◆ Work to complete ◆
Report the count of lines below that include "不相信自己的意志", without any other text.
--- START ---
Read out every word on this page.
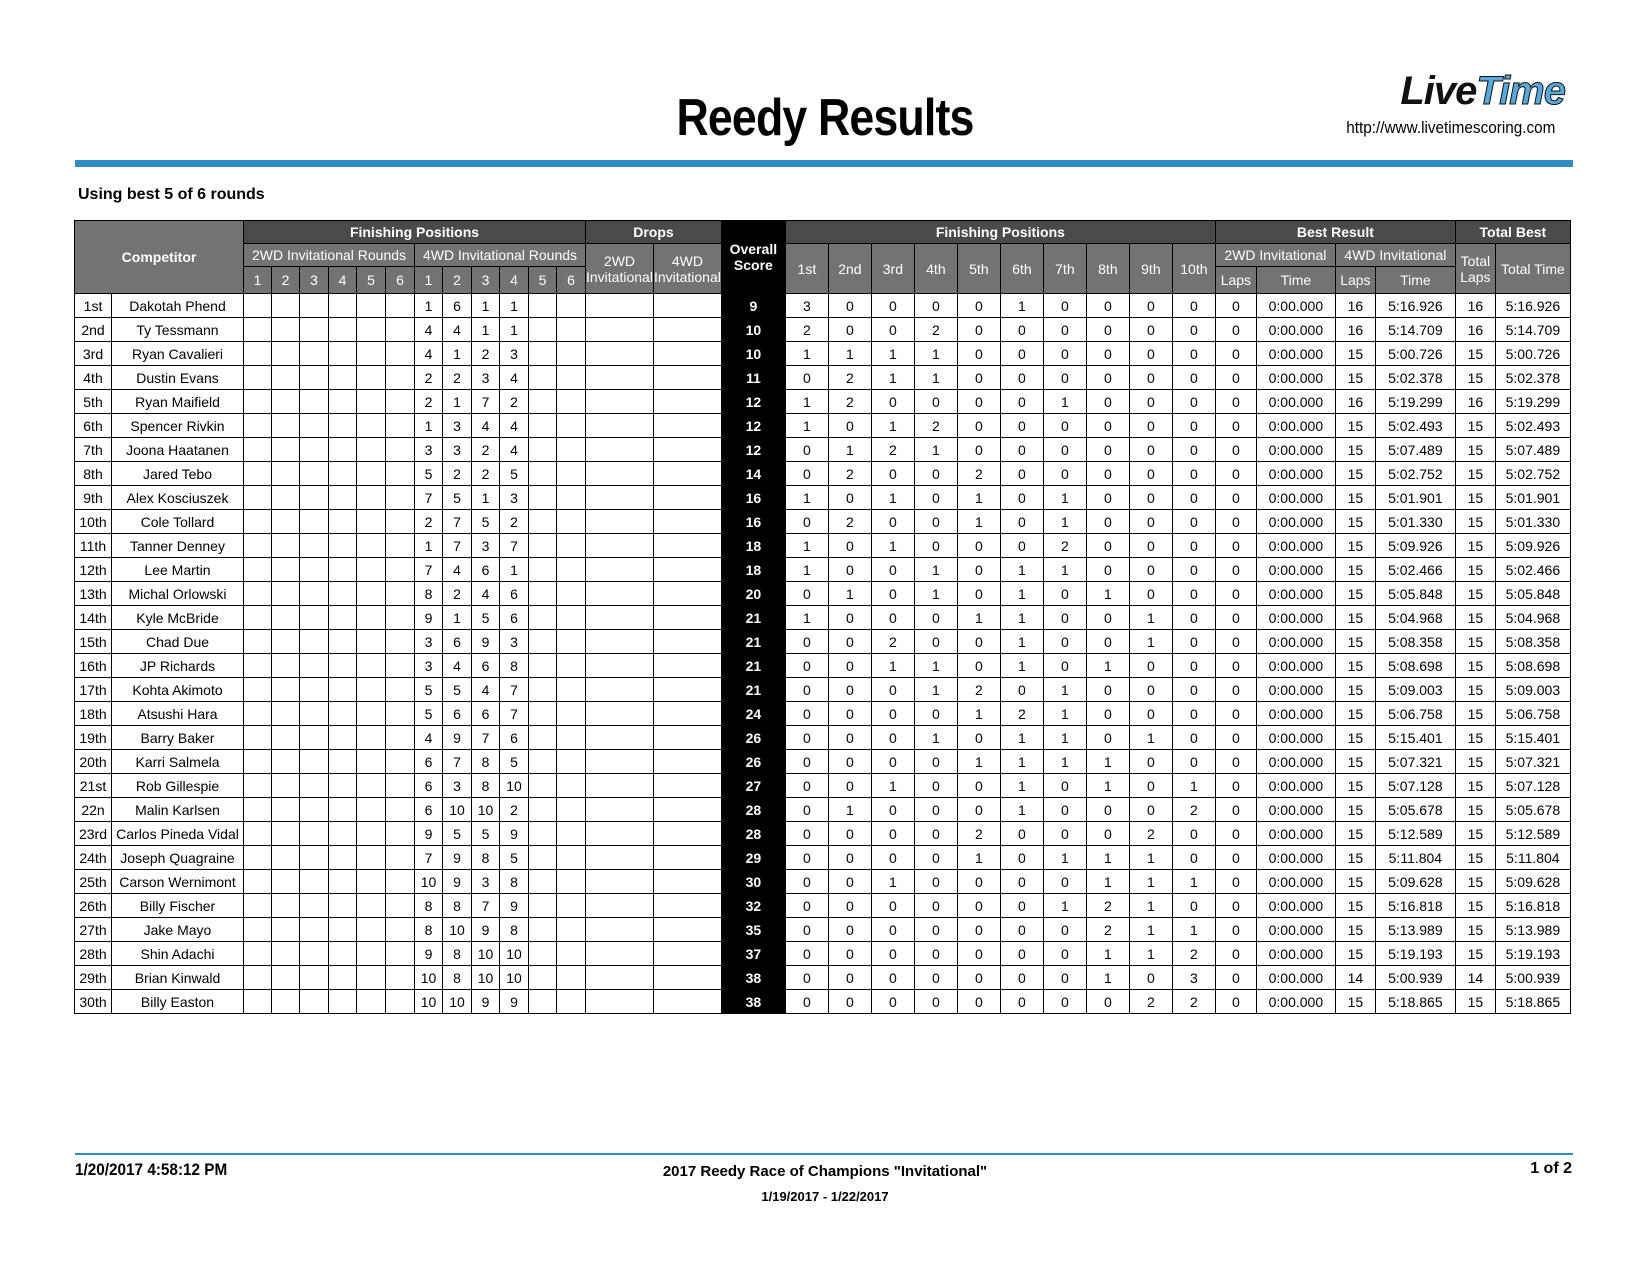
Reedy Results	LiveTime
http://www.livetimescoring.com
Using best 5 of 6 rounds
Competitor		Finishing Positions												Drops		Overall Score	Finishing Positions										Best Result				Total Best	
		2WD Invitational Rounds						4WD Invitational Rounds						2WD Invitational	4WD Invitational		1st	2nd	3rd	4th	5th	6th	7th	8th	9th	10th	2WD Invitational		4WD Invitational		Total Laps	Total Time
		1	2	3	4	5	6	1	2	3	4	5	6														Laps	Time	Laps	Time		
1st	Dakotah Phend							1	6	1	1					9	3	0	0	0	0	1	0	0	0	0	0	0:00.000	16	5:16.926	16	5:16.926
2nd	Ty Tessmann							4	4	1	1					10	2	0	0	2	0	0	0	0	0	0	0	0:00.000	16	5:14.709	16	5:14.709
3rd	Ryan Cavalieri							4	1	2	3					10	1	1	1	1	0	0	0	0	0	0	0	0:00.000	15	5:00.726	15	5:00.726
4th	Dustin Evans							2	2	3	4					11	0	2	1	1	0	0	0	0	0	0	0	0:00.000	15	5:02.378	15	5:02.378
5th	Ryan Maifield							2	1	7	2					12	1	2	0	0	0	0	1	0	0	0	0	0:00.000	16	5:19.299	16	5:19.299
6th	Spencer Rivkin							1	3	4	4					12	1	0	1	2	0	0	0	0	0	0	0	0:00.000	15	5:02.493	15	5:02.493
7th	Joona Haatanen							3	3	2	4					12	0	1	2	1	0	0	0	0	0	0	0	0:00.000	15	5:07.489	15	5:07.489
8th	Jared Tebo							5	2	2	5					14	0	2	0	0	2	0	0	0	0	0	0	0:00.000	15	5:02.752	15	5:02.752
9th	Alex Kosciuszek							7	5	1	3					16	1	0	1	0	1	0	1	0	0	0	0	0:00.000	15	5:01.901	15	5:01.901
10th	Cole Tollard							2	7	5	2					16	0	2	0	0	1	0	1	0	0	0	0	0:00.000	15	5:01.330	15	5:01.330
11th	Tanner Denney							1	7	3	7					18	1	0	1	0	0	0	2	0	0	0	0	0:00.000	15	5:09.926	15	5:09.926
12th	Lee Martin							7	4	6	1					18	1	0	0	1	0	1	1	0	0	0	0	0:00.000	15	5:02.466	15	5:02.466
13th	Michal Orlowski							8	2	4	6					20	0	1	0	1	0	1	0	1	0	0	0	0:00.000	15	5:05.848	15	5:05.848
14th	Kyle McBride							9	1	5	6					21	1	0	0	0	1	1	0	0	1	0	0	0:00.000	15	5:04.968	15	5:04.968
15th	Chad Due							3	6	9	3					21	0	0	2	0	0	1	0	0	1	0	0	0:00.000	15	5:08.358	15	5:08.358
16th	JP Richards							3	4	6	8					21	0	0	1	1	0	1	0	1	0	0	0	0:00.000	15	5:08.698	15	5:08.698
17th	Kohta Akimoto							5	5	4	7					21	0	0	0	1	2	0	1	0	0	0	0	0:00.000	15	5:09.003	15	5:09.003
18th	Atsushi Hara							5	6	6	7					24	0	0	0	0	1	2	1	0	0	0	0	0:00.000	15	5:06.758	15	5:06.758
19th	Barry Baker							4	9	7	6					26	0	0	0	1	0	1	1	0	1	0	0	0:00.000	15	5:15.401	15	5:15.401
20th	Karri Salmela							6	7	8	5					26	0	0	0	0	1	1	1	1	0	0	0	0:00.000	15	5:07.321	15	5:07.321
21st	Rob Gillespie							6	3	8	10					27	0	0	1	0	0	1	0	1	0	1	0	0:00.000	15	5:07.128	15	5:07.128
22n	Malin Karlsen							6	10	10	2					28	0	1	0	0	0	1	0	0	0	2	0	0:00.000	15	5:05.678	15	5:05.678
23rd	Carlos Pineda Vidal							9	5	5	9					28	0	0	0	0	2	0	0	0	2	0	0	0:00.000	15	5:12.589	15	5:12.589
24th	Joseph Quagraine							7	9	8	5					29	0	0	0	0	1	0	1	1	1	0	0	0:00.000	15	5:11.804	15	5:11.804
25th	Carson Wernimont							10	9	3	8					30	0	0	1	0	0	0	0	1	1	1	0	0:00.000	15	5:09.628	15	5:09.628
26th	Billy Fischer							8	8	7	9					32	0	0	0	0	0	0	1	2	1	0	0	0:00.000	15	5:16.818	15	5:16.818
27th	Jake Mayo							8	10	9	8					35	0	0	0	0	0	0	0	2	1	1	0	0:00.000	15	5:13.989	15	5:13.989
28th	Shin Adachi							9	8	10	10					37	0	0	0	0	0	0	0	1	1	2	0	0:00.000	15	5:19.193	15	5:19.193
29th	Brian Kinwald							10	8	10	10					38	0	0	0	0	0	0	0	1	0	3	0	0:00.000	14	5:00.939	14	5:00.939
30th	Billy Easton							10	10	9	9					38	0	0	0	0	0	0	0	0	2	2	0	0:00.000	15	5:18.865	15	5:18.865
1/20/2017 4:58:12 PM	2017 Reedy Race of Champions "Invitational"
1/19/2017 - 1/22/2017
1 of 2
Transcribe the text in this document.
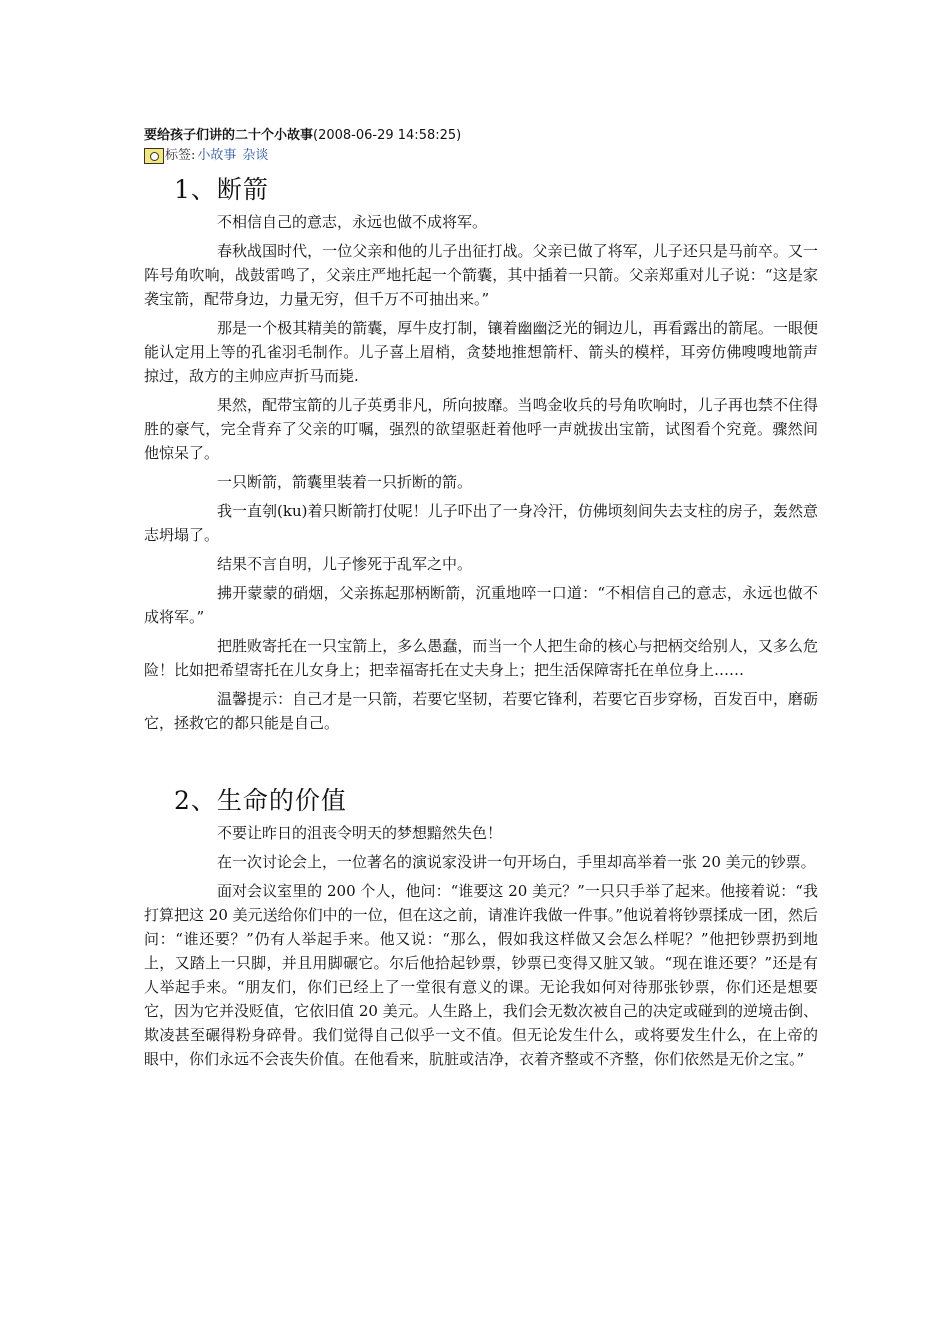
要给孩子们讲的二十个小故事(2008-06-29 14:58:25)
标签: 小故事 杂谈
1、断箭

不相信自己的意志，永远也做不成将军。

春秋战国时代，一位父亲和他的儿子出征打战。父亲已做了将军，儿子还只是马前卒。又一阵号角吹响，战鼓雷鸣了，父亲庄严地托起一个箭囊，其中插着一只箭。父亲郑重对儿子说：“这是家袭宝箭，配带身边，力量无穷，但千万不可抽出来。”

那是一个极其精美的箭囊，厚牛皮打制，镶着幽幽泛光的铜边儿，再看露出的箭尾。一眼便能认定用上等的孔雀羽毛制作。儿子喜上眉梢，贪婪地推想箭杆、箭头的模样，耳旁仿佛嗖嗖地箭声掠过，敌方的主帅应声折马而毙.

果然，配带宝箭的儿子英勇非凡，所向披靡。当鸣金收兵的号角吹响时，儿子再也禁不住得胜的豪气，完全背弃了父亲的叮嘱，强烈的欲望驱赶着他呼一声就拔出宝箭，试图看个究竟。骤然间他惊呆了。

一只断箭，箭囊里装着一只折断的箭。

我一直刳(ku)着只断箭打仗呢！儿子吓出了一身冷汗，仿佛顷刻间失去支柱的房子，轰然意志坍塌了。

结果不言自明，儿子惨死于乱军之中。

拂开蒙蒙的硝烟，父亲拣起那柄断箭，沉重地啐一口道：“不相信自己的意志，永远也做不成将军。”

把胜败寄托在一只宝箭上，多么愚蠢，而当一个人把生命的核心与把柄交给别人，又多么危险！比如把希望寄托在儿女身上；把幸福寄托在丈夫身上；把生活保障寄托在单位身上……

温馨提示：自己才是一只箭，若要它坚韧，若要它锋利，若要它百步穿杨，百发百中，磨砺它，拯救它的都只能是自己。

2、生命的价值

不要让昨日的沮丧令明天的梦想黯然失色！

在一次讨论会上，一位著名的演说家没讲一句开场白，手里却高举着一张 20 美元的钞票。

面对会议室里的 200 个人，他问：“谁要这 20 美元？”一只只手举了起来。他接着说：“我打算把这 20 美元送给你们中的一位，但在这之前，请准许我做一件事。”他说着将钞票揉成一团，然后问：“谁还要？”仍有人举起手来。他又说：“那么，假如我这样做又会怎么样呢？”他把钞票扔到地上，又踏上一只脚，并且用脚碾它。尔后他拾起钞票，钞票已变得又脏又皱。“现在谁还要？”还是有人举起手来。“朋友们，你们已经上了一堂很有意义的课。无论我如何对待那张钞票，你们还是想要它，因为它并没贬值，它依旧值 20 美元。人生路上，我们会无数次被自己的决定或碰到的逆境击倒、欺凌甚至碾得粉身碎骨。我们觉得自己似乎一文不值。但无论发生什么，或将要发生什么，在上帝的眼中，你们永远不会丧失价值。在他看来，肮脏或洁净，衣着齐整或不齐整，你们依然是无价之宝。”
--- END ---
◆ The solution ◆
2